Text:
Malign Neglect: Anti-Science Sections in Bookstores

In addition to the disputed book by Tom Vail, “Grand Canyon: A Different View”, that we already know about and have been anticipating high-level review of policy on sale in official park bookstores, there is another notorious anti-science tome gracing official park service bookstore shelves. That book is Vine Deloria, Jr.’s “Red Earth, White Lies”. A commenter on the “Bad Astronomy” weblog testified that this book is a legacy of approval during the Clinton administration, though I have been unable to confirm a date of approval for it. I was incredulous that NPS anytime, anywhere would approve such a polemic for sale by park bookstores, so I called one of the stores, the Walnut Canyon National Monument bookstore, and asked for stock and price information. (Yes, it is in stock, and it is priced at $18.95.)

NPS contracts out its bookstores to concessionaires and cooperating associations. So, is it just the concessionaire or cooperating association making the decision? For the Grand Canyon in particular, the bookstores are run by a cooperating association, the Grand Canyon Association. The Grand Canyon is handled like the Glacier Bay park, where the contract plainly says that NPS reserves the right to reject any merchandise offered by the concessionaire or cooperating association. (I wasn’t able to find the GCA contract online.)

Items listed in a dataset
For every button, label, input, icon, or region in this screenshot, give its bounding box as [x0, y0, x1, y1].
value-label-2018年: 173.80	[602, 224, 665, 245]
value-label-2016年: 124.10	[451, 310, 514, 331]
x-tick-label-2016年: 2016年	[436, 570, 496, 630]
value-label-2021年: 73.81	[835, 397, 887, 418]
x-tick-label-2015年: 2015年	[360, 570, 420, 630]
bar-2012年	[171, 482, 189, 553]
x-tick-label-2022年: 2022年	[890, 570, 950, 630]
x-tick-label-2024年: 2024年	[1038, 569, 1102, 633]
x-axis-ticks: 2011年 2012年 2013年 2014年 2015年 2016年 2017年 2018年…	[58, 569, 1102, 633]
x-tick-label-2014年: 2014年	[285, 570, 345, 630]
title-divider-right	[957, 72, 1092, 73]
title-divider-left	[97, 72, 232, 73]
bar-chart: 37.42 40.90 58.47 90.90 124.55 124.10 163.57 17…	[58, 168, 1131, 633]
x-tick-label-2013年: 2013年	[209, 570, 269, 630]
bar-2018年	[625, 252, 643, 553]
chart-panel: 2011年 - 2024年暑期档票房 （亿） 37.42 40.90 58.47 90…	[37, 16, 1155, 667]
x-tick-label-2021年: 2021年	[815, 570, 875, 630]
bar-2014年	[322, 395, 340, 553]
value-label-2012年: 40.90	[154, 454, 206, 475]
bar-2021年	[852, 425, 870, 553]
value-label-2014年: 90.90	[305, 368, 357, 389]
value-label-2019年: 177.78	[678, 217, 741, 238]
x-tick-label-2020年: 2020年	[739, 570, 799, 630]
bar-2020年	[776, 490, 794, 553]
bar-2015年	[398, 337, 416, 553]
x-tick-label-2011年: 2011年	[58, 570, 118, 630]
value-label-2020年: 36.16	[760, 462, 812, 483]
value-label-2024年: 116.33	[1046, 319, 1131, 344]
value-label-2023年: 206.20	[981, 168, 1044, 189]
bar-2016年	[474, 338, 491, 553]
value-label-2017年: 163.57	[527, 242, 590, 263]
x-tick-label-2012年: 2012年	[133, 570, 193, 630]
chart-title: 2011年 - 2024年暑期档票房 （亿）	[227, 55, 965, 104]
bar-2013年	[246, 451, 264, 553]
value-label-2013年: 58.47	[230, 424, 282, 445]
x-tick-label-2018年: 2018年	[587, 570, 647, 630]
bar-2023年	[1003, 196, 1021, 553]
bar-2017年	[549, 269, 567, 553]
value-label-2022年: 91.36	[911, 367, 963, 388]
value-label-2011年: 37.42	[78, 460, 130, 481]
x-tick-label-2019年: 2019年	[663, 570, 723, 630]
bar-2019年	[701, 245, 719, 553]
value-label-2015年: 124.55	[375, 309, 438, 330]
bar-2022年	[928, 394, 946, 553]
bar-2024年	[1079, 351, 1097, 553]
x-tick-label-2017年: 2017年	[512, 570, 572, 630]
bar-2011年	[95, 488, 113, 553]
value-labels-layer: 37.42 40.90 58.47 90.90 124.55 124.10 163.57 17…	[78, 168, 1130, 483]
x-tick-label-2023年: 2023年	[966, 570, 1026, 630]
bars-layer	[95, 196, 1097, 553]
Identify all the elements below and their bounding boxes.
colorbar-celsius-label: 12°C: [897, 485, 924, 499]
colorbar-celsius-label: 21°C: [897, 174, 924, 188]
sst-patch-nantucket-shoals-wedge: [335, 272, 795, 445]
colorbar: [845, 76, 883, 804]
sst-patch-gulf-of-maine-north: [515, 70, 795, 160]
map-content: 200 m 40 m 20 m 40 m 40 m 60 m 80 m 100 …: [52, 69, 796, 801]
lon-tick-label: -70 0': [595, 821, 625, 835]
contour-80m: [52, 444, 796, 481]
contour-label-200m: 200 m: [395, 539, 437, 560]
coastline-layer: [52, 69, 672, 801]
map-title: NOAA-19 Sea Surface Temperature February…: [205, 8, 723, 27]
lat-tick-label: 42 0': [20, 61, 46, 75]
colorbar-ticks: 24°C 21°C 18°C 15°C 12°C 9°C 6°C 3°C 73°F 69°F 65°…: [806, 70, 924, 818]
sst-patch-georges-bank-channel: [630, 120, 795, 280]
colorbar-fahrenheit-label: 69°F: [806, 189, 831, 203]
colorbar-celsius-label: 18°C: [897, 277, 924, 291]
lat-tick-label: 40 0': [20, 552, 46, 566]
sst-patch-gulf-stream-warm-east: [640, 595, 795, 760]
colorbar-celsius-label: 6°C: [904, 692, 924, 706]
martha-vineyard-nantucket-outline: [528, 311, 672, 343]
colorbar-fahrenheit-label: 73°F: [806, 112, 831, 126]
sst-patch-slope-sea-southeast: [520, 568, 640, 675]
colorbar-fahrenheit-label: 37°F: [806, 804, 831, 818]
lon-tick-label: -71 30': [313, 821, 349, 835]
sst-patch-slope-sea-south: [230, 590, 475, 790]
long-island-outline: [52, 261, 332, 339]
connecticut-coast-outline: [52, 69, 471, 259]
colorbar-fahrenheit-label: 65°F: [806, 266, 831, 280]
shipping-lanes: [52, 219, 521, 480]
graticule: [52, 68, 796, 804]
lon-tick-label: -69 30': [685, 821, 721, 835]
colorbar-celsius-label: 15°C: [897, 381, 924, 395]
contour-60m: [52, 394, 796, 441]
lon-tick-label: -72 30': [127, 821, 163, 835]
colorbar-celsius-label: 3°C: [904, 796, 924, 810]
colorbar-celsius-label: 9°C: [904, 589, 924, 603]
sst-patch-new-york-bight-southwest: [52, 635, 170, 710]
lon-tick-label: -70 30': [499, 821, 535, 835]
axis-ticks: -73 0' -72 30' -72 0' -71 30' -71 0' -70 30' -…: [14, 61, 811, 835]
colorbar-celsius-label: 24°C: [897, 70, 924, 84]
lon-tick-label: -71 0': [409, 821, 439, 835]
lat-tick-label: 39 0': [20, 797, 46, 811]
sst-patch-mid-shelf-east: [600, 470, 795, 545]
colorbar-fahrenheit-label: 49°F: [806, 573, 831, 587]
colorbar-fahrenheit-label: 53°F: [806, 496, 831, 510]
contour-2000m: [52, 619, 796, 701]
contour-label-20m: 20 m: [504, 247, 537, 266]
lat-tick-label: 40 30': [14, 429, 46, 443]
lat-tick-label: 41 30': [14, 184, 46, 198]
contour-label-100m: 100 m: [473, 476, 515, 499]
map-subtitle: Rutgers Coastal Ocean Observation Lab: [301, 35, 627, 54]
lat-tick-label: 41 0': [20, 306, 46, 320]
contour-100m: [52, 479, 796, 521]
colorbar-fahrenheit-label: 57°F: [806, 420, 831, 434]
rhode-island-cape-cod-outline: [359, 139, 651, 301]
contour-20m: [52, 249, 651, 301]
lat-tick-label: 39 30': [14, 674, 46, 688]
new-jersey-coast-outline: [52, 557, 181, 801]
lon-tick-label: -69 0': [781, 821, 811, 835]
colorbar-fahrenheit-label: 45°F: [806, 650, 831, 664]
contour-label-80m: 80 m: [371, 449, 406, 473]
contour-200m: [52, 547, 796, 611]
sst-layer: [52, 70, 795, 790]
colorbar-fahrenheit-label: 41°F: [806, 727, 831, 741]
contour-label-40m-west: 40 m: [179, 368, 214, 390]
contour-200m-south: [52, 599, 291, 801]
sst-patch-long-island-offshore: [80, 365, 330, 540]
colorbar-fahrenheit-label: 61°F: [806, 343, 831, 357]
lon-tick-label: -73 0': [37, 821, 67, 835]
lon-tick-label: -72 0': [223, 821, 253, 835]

Given exercise A:
Answer these questions using the text on anti-science books in park bookstores.
(i) What price was given for "Red Earth, White Lies" at the Walnut Canyon National Monument bookstore?
(ii) What organization runs the bookstores at the Grand Canyon?
(iii) Which park's contract says that NPS reserves the right to reject merchandise offered by the concessionaire or cooperating association?
Given exercise B: Return the passage of the text on anti-science books in park bookstores from "NPS contracts out" to "GCA contract online.)", copied word for word.

Answer A:
(i) $18.95
(ii) The Grand Canyon Association, a cooperating association
(iii) Glacier Bay

Answer B:
NPS contracts out its bookstores to concessionaires and cooperating associations. So, is it just the concessionaire or cooperating association making the decision? For the Grand Canyon in particular, the bookstores are run by a cooperating association, the Grand Canyon Association. The Grand Canyon is handled like the Glacier Bay park, where the contract plainly says that NPS reserves the right to reject any merchandise offered by the concessionaire or cooperating association. (I wasn’t able to find the GCA contract online.)